**PROBLEM DESCRIPTION**: Retype the listing that follows, exactly as written.

**Dataset listings of figures**:
========

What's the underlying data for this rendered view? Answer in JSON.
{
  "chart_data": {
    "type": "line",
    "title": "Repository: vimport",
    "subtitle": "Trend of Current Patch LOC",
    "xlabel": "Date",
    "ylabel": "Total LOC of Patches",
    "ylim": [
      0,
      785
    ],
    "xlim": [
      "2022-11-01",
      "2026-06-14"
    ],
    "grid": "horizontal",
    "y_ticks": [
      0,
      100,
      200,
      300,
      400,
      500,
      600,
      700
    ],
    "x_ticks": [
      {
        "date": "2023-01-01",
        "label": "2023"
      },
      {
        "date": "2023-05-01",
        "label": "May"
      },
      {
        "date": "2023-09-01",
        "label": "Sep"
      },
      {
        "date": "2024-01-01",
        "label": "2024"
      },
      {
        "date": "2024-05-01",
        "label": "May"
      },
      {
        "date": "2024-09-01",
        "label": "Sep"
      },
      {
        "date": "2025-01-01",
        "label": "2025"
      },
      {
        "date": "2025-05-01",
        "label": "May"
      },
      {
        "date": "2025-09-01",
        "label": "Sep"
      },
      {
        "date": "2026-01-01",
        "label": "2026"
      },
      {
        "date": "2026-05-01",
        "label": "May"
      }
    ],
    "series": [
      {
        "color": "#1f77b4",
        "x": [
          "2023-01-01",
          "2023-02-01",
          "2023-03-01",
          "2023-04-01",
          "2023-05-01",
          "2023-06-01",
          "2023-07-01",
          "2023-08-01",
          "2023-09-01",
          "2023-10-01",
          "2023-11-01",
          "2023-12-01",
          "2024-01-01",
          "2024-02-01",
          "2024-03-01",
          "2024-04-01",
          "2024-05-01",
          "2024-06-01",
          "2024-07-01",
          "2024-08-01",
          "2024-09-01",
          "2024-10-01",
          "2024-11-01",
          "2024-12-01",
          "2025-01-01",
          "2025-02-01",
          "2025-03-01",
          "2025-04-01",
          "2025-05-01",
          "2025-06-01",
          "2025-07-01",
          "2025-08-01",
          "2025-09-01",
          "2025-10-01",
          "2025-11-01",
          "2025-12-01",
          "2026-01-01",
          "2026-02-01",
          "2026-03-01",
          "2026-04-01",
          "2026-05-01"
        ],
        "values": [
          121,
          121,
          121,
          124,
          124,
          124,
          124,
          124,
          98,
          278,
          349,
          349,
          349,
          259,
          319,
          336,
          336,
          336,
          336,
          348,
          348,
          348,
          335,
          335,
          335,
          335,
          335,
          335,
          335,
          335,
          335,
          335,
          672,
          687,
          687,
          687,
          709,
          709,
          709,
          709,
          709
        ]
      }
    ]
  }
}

========

**WRITTEN RESPONSE**:
What's the underlying data for this rendered view? Answer in JSON.
{
  "chart_data": {
    "type": "line",
    "title": "Repository: vimport",
    "subtitle": "Trend of Current Patch LOC",
    "xlabel": "Date",
    "ylabel": "Total LOC of Patches",
    "ylim": [
      0,
      785
    ],
    "xlim": [
      "2022-11-01",
      "2026-06-14"
    ],
    "grid": "horizontal",
    "y_ticks": [
      0,
      100,
      200,
      300,
      400,
      500,
      600,
      700
    ],
    "x_ticks": [
      {
        "date": "2023-01-01",
        "label": "2023"
      },
      {
        "date": "2023-05-01",
        "label": "May"
      },
      {
        "date": "2023-09-01",
        "label": "Sep"
      },
      {
        "date": "2024-01-01",
        "label": "2024"
      },
      {
        "date": "2024-05-01",
        "label": "May"
      },
      {
        "date": "2024-09-01",
        "label": "Sep"
      },
      {
        "date": "2025-01-01",
        "label": "2025"
      },
      {
        "date": "2025-05-01",
        "label": "May"
      },
      {
        "date": "2025-09-01",
        "label": "Sep"
      },
      {
        "date": "2026-01-01",
        "label": "2026"
      },
      {
        "date": "2026-05-01",
        "label": "May"
      }
    ],
    "series": [
      {
        "color": "#1f77b4",
        "x": [
          "2023-01-01",
          "2023-02-01",
          "2023-03-01",
          "2023-04-01",
          "2023-05-01",
          "2023-06-01",
          "2023-07-01",
          "2023-08-01",
          "2023-09-01",
          "2023-10-01",
          "2023-11-01",
          "2023-12-01",
          "2024-01-01",
          "2024-02-01",
          "2024-03-01",
          "2024-04-01",
          "2024-05-01",
          "2024-06-01",
          "2024-07-01",
          "2024-08-01",
          "2024-09-01",
          "2024-10-01",
          "2024-11-01",
          "2024-12-01",
          "2025-01-01",
          "2025-02-01",
          "2025-03-01",
          "2025-04-01",
          "2025-05-01",
          "2025-06-01",
          "2025-07-01",
          "2025-08-01",
          "2025-09-01",
          "2025-10-01",
          "2025-11-01",
          "2025-12-01",
          "2026-01-01",
          "2026-02-01",
          "2026-03-01",
          "2026-04-01",
          "2026-05-01"
        ],
        "values": [
          121,
          121,
          121,
          124,
          124,
          124,
          124,
          124,
          98,
          278,
          349,
          349,
          349,
          259,
          319,
          336,
          336,
          336,
          336,
          348,
          348,
          348,
          335,
          335,
          335,
          335,
          335,
          335,
          335,
          335,
          335,
          335,
          672,
          687,
          687,
          687,
          709,
          709,
          709,
          709,
          709
        ]
      }
    ]
  }
}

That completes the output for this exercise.